### WHAT YOU NEED TO DO:
Pictures do not belong in the copy; restate the records below word for word.

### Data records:

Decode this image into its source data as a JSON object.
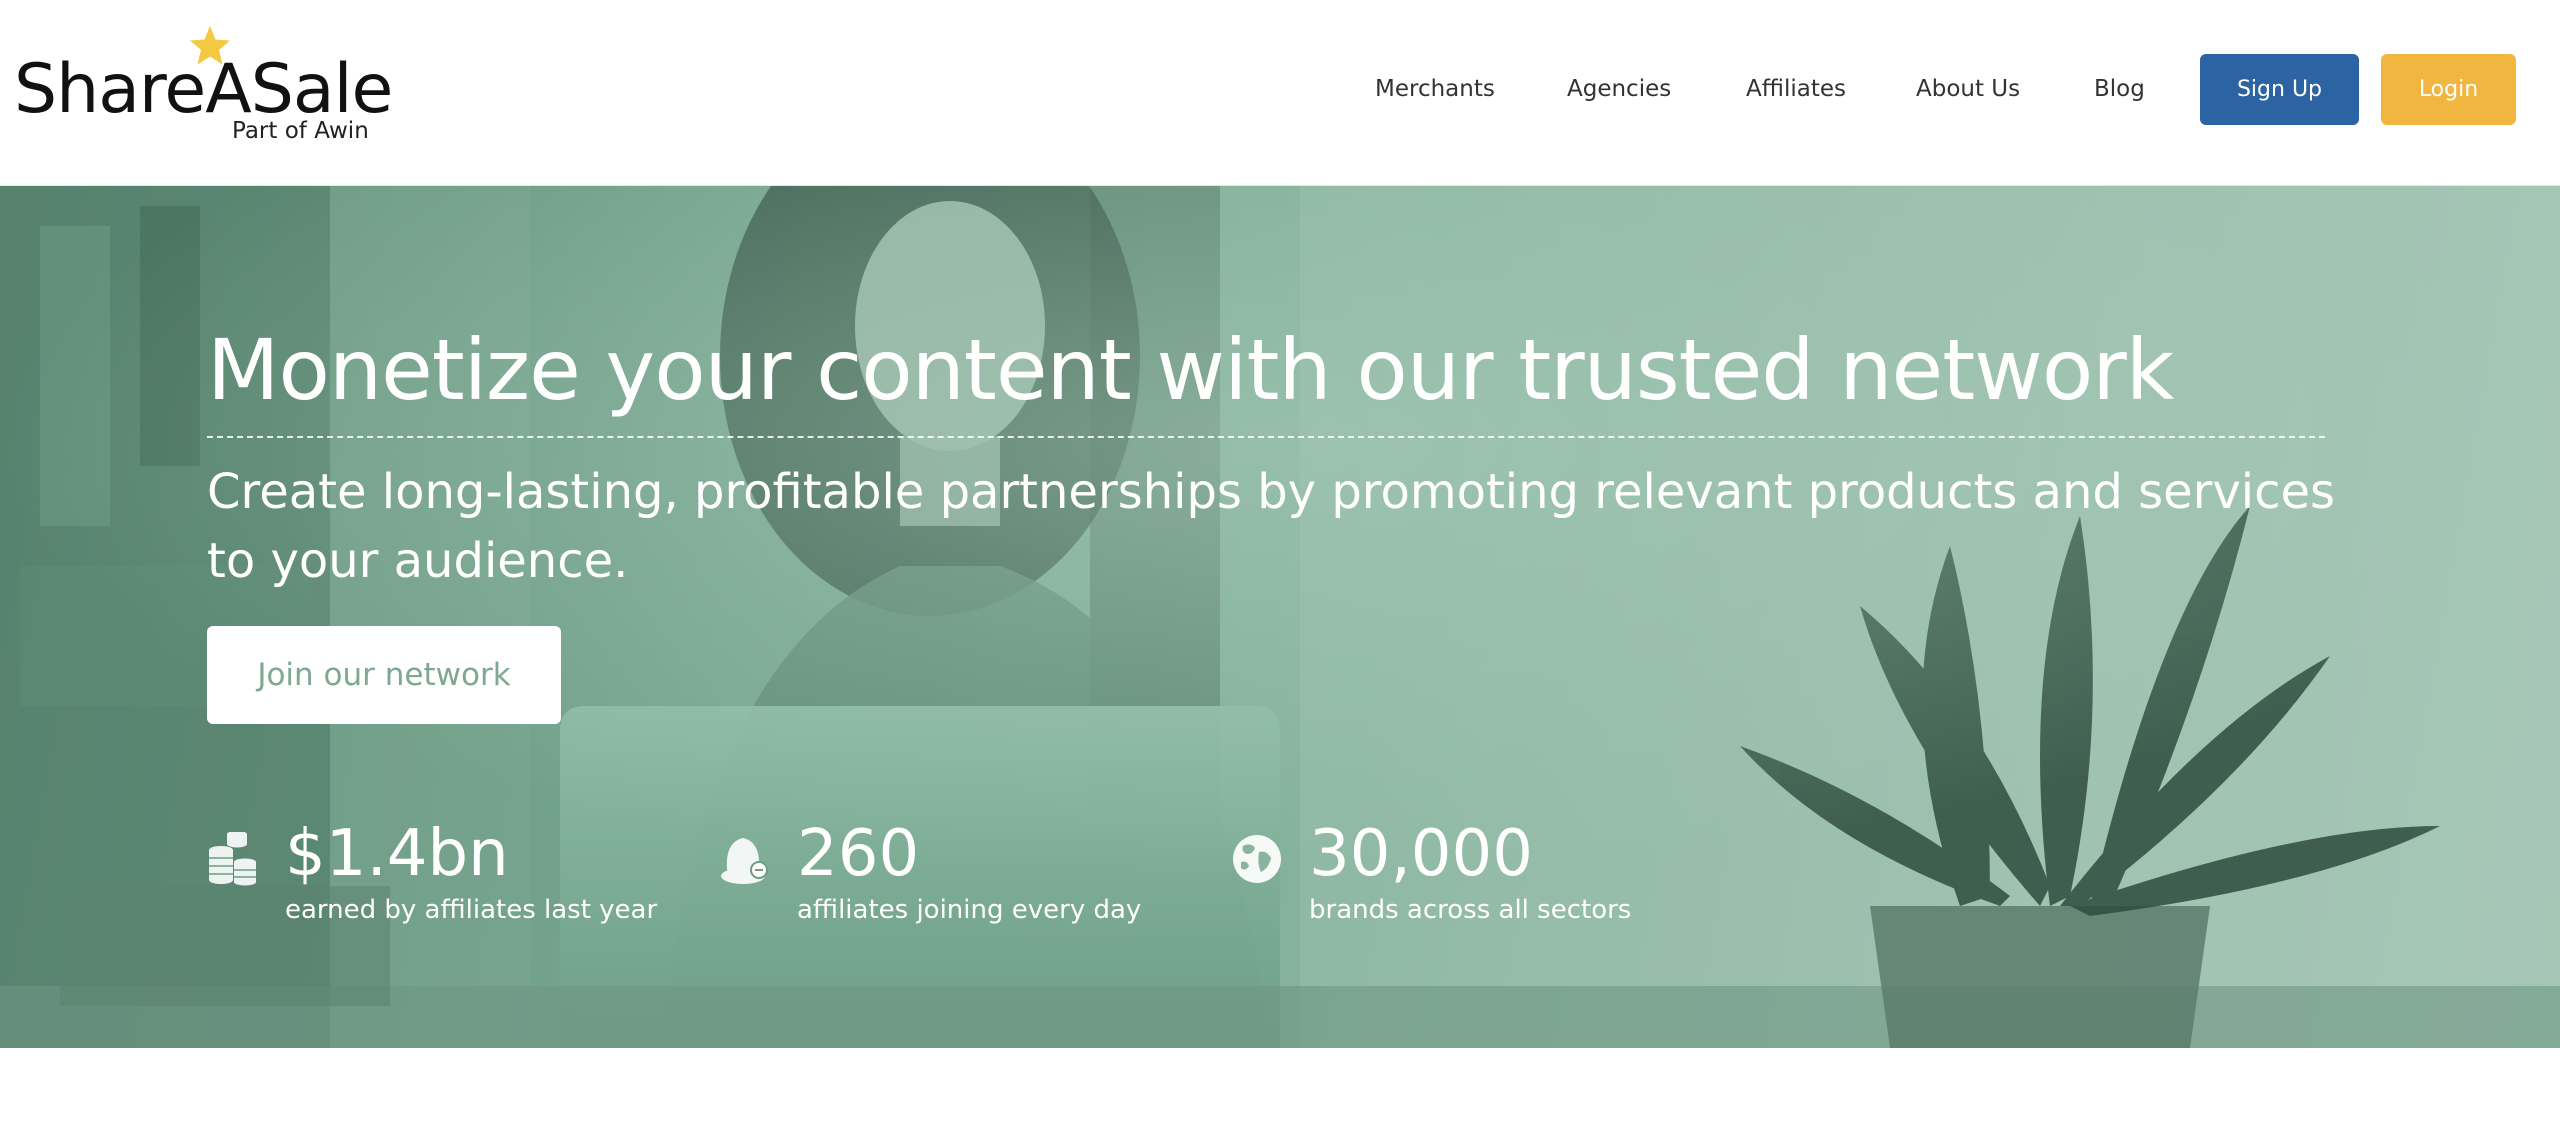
{
  "brand": {
    "name": "ShareASale",
    "tagline": "Part of Awin",
    "star_color": "#f5c842"
  },
  "nav": {
    "items": [
      {
        "label": "Merchants"
      },
      {
        "label": "Agencies"
      },
      {
        "label": "Affiliates"
      },
      {
        "label": "About Us"
      },
      {
        "label": "Blog"
      }
    ],
    "signup_label": "Sign Up",
    "login_label": "Login"
  },
  "colors": {
    "signup_blue": "#2c64a3",
    "login_yellow": "#f0b63f",
    "hero_green": "#7fa893"
  },
  "hero": {
    "title": "Monetize your content with our trusted network",
    "subtitle": "Create long-lasting, profitable partnerships by promoting relevant products and services to your audience.",
    "cta_label": "Join our network",
    "stats": [
      {
        "icon": "coins-icon",
        "value": "$1.4bn",
        "label": "earned by affiliates last year"
      },
      {
        "icon": "person-add-icon",
        "value": "260",
        "label": "affiliates joining every day"
      },
      {
        "icon": "globe-icon",
        "value": "30,000",
        "label": "brands across all sectors"
      }
    ]
  }
}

### RESULT OF THIS EXERCISE:
Decode this image into its source data as a JSON object.
{
  "brand": {
    "name": "ShareASale",
    "tagline": "Part of Awin",
    "star_color": "#f5c842"
  },
  "nav": {
    "items": [
      {
        "label": "Merchants"
      },
      {
        "label": "Agencies"
      },
      {
        "label": "Affiliates"
      },
      {
        "label": "About Us"
      },
      {
        "label": "Blog"
      }
    ],
    "signup_label": "Sign Up",
    "login_label": "Login"
  },
  "colors": {
    "signup_blue": "#2c64a3",
    "login_yellow": "#f0b63f",
    "hero_green": "#7fa893"
  },
  "hero": {
    "title": "Monetize your content with our trusted network",
    "subtitle": "Create long-lasting, profitable partnerships by promoting relevant products and services to your audience.",
    "cta_label": "Join our network",
    "stats": [
      {
        "icon": "coins-icon",
        "value": "$1.4bn",
        "label": "earned by affiliates last year"
      },
      {
        "icon": "person-add-icon",
        "value": "260",
        "label": "affiliates joining every day"
      },
      {
        "icon": "globe-icon",
        "value": "30,000",
        "label": "brands across all sectors"
      }
    ]
  }
}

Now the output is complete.